Challenge:
Repeat the records below exactly as they appear.

## BEGIN

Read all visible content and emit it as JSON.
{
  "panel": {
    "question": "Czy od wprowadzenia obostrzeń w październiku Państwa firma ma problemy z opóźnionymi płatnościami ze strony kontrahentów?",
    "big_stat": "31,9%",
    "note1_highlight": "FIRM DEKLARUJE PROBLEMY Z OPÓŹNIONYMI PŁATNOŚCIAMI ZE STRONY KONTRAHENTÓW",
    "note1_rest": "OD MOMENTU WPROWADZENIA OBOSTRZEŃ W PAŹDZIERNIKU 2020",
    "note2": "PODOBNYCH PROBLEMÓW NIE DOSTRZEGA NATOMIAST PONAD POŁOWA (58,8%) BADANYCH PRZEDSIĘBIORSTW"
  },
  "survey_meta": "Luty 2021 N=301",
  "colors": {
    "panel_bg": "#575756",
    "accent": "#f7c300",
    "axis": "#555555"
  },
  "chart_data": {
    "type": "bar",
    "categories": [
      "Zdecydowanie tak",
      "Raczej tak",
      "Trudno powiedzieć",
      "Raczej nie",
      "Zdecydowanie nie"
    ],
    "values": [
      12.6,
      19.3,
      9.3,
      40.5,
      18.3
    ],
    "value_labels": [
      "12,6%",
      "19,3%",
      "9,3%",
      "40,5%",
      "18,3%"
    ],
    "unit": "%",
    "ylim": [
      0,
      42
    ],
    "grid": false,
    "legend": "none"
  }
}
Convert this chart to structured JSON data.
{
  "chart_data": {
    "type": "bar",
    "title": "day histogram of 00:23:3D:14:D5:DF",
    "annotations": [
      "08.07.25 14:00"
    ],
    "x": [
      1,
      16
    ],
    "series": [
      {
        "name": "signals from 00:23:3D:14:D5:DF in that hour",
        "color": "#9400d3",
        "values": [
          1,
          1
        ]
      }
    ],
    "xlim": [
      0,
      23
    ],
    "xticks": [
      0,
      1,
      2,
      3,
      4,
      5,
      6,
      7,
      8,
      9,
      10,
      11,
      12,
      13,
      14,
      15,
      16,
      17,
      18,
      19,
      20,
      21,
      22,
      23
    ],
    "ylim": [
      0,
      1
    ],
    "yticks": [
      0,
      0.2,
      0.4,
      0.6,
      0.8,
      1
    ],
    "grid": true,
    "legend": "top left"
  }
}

## END

Solution to this task:
Read all visible content and emit it as JSON.
{
  "panel": {
    "question": "Czy od wprowadzenia obostrzeń w październiku Państwa firma ma problemy z opóźnionymi płatnościami ze strony kontrahentów?",
    "big_stat": "31,9%",
    "note1_highlight": "FIRM DEKLARUJE PROBLEMY Z OPÓŹNIONYMI PŁATNOŚCIAMI ZE STRONY KONTRAHENTÓW",
    "note1_rest": "OD MOMENTU WPROWADZENIA OBOSTRZEŃ W PAŹDZIERNIKU 2020",
    "note2": "PODOBNYCH PROBLEMÓW NIE DOSTRZEGA NATOMIAST PONAD POŁOWA (58,8%) BADANYCH PRZEDSIĘBIORSTW"
  },
  "survey_meta": "Luty 2021 N=301",
  "colors": {
    "panel_bg": "#575756",
    "accent": "#f7c300",
    "axis": "#555555"
  },
  "chart_data": {
    "type": "bar",
    "categories": [
      "Zdecydowanie tak",
      "Raczej tak",
      "Trudno powiedzieć",
      "Raczej nie",
      "Zdecydowanie nie"
    ],
    "values": [
      12.6,
      19.3,
      9.3,
      40.5,
      18.3
    ],
    "value_labels": [
      "12,6%",
      "19,3%",
      "9,3%",
      "40,5%",
      "18,3%"
    ],
    "unit": "%",
    "ylim": [
      0,
      42
    ],
    "grid": false,
    "legend": "none"
  }
}
Convert this chart to structured JSON data.
{
  "chart_data": {
    "type": "bar",
    "title": "day histogram of 00:23:3D:14:D5:DF",
    "annotations": [
      "08.07.25 14:00"
    ],
    "x": [
      1,
      16
    ],
    "series": [
      {
        "name": "signals from 00:23:3D:14:D5:DF in that hour",
        "color": "#9400d3",
        "values": [
          1,
          1
        ]
      }
    ],
    "xlim": [
      0,
      23
    ],
    "xticks": [
      0,
      1,
      2,
      3,
      4,
      5,
      6,
      7,
      8,
      9,
      10,
      11,
      12,
      13,
      14,
      15,
      16,
      17,
      18,
      19,
      20,
      21,
      22,
      23
    ],
    "ylim": [
      0,
      1
    ],
    "yticks": [
      0,
      0.2,
      0.4,
      0.6,
      0.8,
      1
    ],
    "grid": true,
    "legend": "top left"
  }
}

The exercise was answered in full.